Data provided:

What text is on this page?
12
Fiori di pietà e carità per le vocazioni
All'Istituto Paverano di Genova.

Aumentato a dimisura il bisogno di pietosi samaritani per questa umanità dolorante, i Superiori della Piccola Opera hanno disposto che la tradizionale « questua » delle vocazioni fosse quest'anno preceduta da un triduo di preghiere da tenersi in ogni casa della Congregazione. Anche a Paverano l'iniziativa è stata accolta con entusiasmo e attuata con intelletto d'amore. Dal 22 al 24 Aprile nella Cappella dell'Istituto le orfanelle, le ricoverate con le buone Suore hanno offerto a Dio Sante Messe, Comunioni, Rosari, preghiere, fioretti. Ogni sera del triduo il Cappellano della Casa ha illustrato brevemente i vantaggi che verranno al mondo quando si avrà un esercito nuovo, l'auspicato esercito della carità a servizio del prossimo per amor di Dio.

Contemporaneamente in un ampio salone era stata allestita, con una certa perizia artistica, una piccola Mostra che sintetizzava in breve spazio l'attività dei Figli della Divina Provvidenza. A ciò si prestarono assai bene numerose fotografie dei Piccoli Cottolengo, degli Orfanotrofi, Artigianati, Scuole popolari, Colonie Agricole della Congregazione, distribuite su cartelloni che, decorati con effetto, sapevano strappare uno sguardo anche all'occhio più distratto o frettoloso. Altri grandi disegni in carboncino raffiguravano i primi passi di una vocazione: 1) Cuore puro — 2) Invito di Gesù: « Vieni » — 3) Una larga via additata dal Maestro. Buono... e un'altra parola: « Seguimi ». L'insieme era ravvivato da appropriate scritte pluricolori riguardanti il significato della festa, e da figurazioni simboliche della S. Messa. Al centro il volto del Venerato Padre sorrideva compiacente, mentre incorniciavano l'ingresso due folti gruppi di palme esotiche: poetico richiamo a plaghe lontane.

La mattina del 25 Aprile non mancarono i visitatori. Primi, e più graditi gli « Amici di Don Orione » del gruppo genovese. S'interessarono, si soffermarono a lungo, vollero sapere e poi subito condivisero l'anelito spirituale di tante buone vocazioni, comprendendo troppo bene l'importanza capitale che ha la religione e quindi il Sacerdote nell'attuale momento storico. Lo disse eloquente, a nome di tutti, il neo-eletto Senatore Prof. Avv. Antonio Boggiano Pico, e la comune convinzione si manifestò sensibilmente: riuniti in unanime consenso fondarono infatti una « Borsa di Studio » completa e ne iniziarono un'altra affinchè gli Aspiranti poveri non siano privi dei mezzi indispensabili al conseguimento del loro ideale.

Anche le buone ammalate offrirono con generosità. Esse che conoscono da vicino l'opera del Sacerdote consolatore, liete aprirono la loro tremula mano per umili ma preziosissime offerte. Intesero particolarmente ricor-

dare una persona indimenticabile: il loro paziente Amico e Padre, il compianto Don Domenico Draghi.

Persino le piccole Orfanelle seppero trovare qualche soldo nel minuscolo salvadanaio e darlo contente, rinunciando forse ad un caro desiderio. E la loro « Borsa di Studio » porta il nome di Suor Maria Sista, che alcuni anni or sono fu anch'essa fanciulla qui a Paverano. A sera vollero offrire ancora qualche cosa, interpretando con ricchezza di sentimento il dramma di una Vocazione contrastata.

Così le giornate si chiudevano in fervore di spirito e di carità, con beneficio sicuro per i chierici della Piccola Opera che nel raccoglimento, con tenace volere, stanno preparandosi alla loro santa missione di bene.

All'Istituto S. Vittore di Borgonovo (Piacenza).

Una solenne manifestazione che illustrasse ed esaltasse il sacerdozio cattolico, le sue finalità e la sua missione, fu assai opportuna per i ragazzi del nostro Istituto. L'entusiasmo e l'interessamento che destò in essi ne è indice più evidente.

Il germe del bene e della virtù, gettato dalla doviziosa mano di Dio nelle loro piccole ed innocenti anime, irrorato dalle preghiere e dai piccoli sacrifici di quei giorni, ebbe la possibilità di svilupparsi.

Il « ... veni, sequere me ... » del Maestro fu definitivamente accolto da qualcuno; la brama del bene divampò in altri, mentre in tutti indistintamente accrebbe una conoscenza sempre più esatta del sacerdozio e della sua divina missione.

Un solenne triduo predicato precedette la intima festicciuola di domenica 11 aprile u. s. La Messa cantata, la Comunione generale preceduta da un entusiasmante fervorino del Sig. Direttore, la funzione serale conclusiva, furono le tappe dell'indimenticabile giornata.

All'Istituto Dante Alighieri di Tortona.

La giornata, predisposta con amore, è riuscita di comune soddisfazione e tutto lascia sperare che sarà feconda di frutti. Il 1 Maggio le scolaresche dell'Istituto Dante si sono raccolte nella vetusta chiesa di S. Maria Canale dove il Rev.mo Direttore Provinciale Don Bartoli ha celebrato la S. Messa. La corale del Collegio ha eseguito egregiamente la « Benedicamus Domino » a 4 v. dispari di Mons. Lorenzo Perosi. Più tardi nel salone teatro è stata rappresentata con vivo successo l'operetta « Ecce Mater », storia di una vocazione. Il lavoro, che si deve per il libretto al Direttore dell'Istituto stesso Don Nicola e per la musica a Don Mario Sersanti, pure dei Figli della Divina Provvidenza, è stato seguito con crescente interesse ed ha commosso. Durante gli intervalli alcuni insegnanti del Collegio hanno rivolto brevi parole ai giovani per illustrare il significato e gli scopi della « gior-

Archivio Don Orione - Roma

Written instruction:
Type out the full listing again, exactly as given.

Task result:
What text is on this page?
12
Fiori di pietà e carità per le vocazioni
All'Istituto Paverano di Genova.

Aumentato a dimisura il bisogno di pietosi samaritani per questa umanità dolorante, i Superiori della Piccola Opera hanno disposto che la tradizionale « questua » delle vocazioni fosse quest'anno preceduta da un triduo di preghiere da tenersi in ogni casa della Congregazione. Anche a Paverano l'iniziativa è stata accolta con entusiasmo e attuata con intelletto d'amore. Dal 22 al 24 Aprile nella Cappella dell'Istituto le orfanelle, le ricoverate con le buone Suore hanno offerto a Dio Sante Messe, Comunioni, Rosari, preghiere, fioretti. Ogni sera del triduo il Cappellano della Casa ha illustrato brevemente i vantaggi che verranno al mondo quando si avrà un esercito nuovo, l'auspicato esercito della carità a servizio del prossimo per amor di Dio.

Contemporaneamente in un ampio salone era stata allestita, con una certa perizia artistica, una piccola Mostra che sintetizzava in breve spazio l'attività dei Figli della Divina Provvidenza. A ciò si prestarono assai bene numerose fotografie dei Piccoli Cottolengo, degli Orfanotrofi, Artigianati, Scuole popolari, Colonie Agricole della Congregazione, distribuite su cartelloni che, decorati con effetto, sapevano strappare uno sguardo anche all'occhio più distratto o frettoloso. Altri grandi disegni in carboncino raffiguravano i primi passi di una vocazione: 1) Cuore puro — 2) Invito di Gesù: « Vieni » — 3) Una larga via additata dal Maestro. Buono... e un'altra parola: « Seguimi ». L'insieme era ravvivato da appropriate scritte pluricolori riguardanti il significato della festa, e da figurazioni simboliche della S. Messa. Al centro il volto del Venerato Padre sorrideva compiacente, mentre incorniciavano l'ingresso due folti gruppi di palme esotiche: poetico richiamo a plaghe lontane.

La mattina del 25 Aprile non mancarono i visitatori. Primi, e più graditi gli « Amici di Don Orione » del gruppo genovese. S'interessarono, si soffermarono a lungo, vollero sapere e poi subito condivisero l'anelito spirituale di tante buone vocazioni, comprendendo troppo bene l'importanza capitale che ha la religione e quindi il Sacerdote nell'attuale momento storico. Lo disse eloquente, a nome di tutti, il neo-eletto Senatore Prof. Avv. Antonio Boggiano Pico, e la comune convinzione si manifestò sensibilmente: riuniti in unanime consenso fondarono infatti una « Borsa di Studio » completa e ne iniziarono un'altra affinchè gli Aspiranti poveri non siano privi dei mezzi indispensabili al conseguimento del loro ideale.

Anche le buone ammalate offrirono con generosità. Esse che conoscono da vicino l'opera del Sacerdote consolatore, liete aprirono la loro tremula mano per umili ma preziosissime offerte. Intesero particolarmente ricor-

dare una persona indimenticabile: il loro paziente Amico e Padre, il compianto Don Domenico Draghi.

Persino le piccole Orfanelle seppero trovare qualche soldo nel minuscolo salvadanaio e darlo contente, rinunciando forse ad un caro desiderio. E la loro « Borsa di Studio » porta il nome di Suor Maria Sista, che alcuni anni or sono fu anch'essa fanciulla qui a Paverano. A sera vollero offrire ancora qualche cosa, interpretando con ricchezza di sentimento il dramma di una Vocazione contrastata.

Così le giornate si chiudevano in fervore di spirito e di carità, con beneficio sicuro per i chierici della Piccola Opera che nel raccoglimento, con tenace volere, stanno preparandosi alla loro santa missione di bene.

All'Istituto S. Vittore di Borgonovo (Piacenza).

Una solenne manifestazione che illustrasse ed esaltasse il sacerdozio cattolico, le sue finalità e la sua missione, fu assai opportuna per i ragazzi del nostro Istituto. L'entusiasmo e l'interessamento che destò in essi ne è indice più evidente.

Il germe del bene e della virtù, gettato dalla doviziosa mano di Dio nelle loro piccole ed innocenti anime, irrorato dalle preghiere e dai piccoli sacrifici di quei giorni, ebbe la possibilità di svilupparsi.

Il « ... veni, sequere me ... » del Maestro fu definitivamente accolto da qualcuno; la brama del bene divampò in altri, mentre in tutti indistintamente accrebbe una conoscenza sempre più esatta del sacerdozio e della sua divina missione.

Un solenne triduo predicato precedette la intima festicciuola di domenica 11 aprile u. s. La Messa cantata, la Comunione generale preceduta da un entusiasmante fervorino del Sig. Direttore, la funzione serale conclusiva, furono le tappe dell'indimenticabile giornata.

All'Istituto Dante Alighieri di Tortona.

La giornata, predisposta con amore, è riuscita di comune soddisfazione e tutto lascia sperare che sarà feconda di frutti. Il 1 Maggio le scolaresche dell'Istituto Dante si sono raccolte nella vetusta chiesa di S. Maria Canale dove il Rev.mo Direttore Provinciale Don Bartoli ha celebrato la S. Messa. La corale del Collegio ha eseguito egregiamente la « Benedicamus Domino » a 4 v. dispari di Mons. Lorenzo Perosi. Più tardi nel salone teatro è stata rappresentata con vivo successo l'operetta « Ecce Mater », storia di una vocazione. Il lavoro, che si deve per il libretto al Direttore dell'Istituto stesso Don Nicola e per la musica a Don Mario Sersanti, pure dei Figli della Divina Provvidenza, è stato seguito con crescente interesse ed ha commosso. Durante gli intervalli alcuni insegnanti del Collegio hanno rivolto brevi parole ai giovani per illustrare il significato e gli scopi della « gior-

Archivio Don Orione - Roma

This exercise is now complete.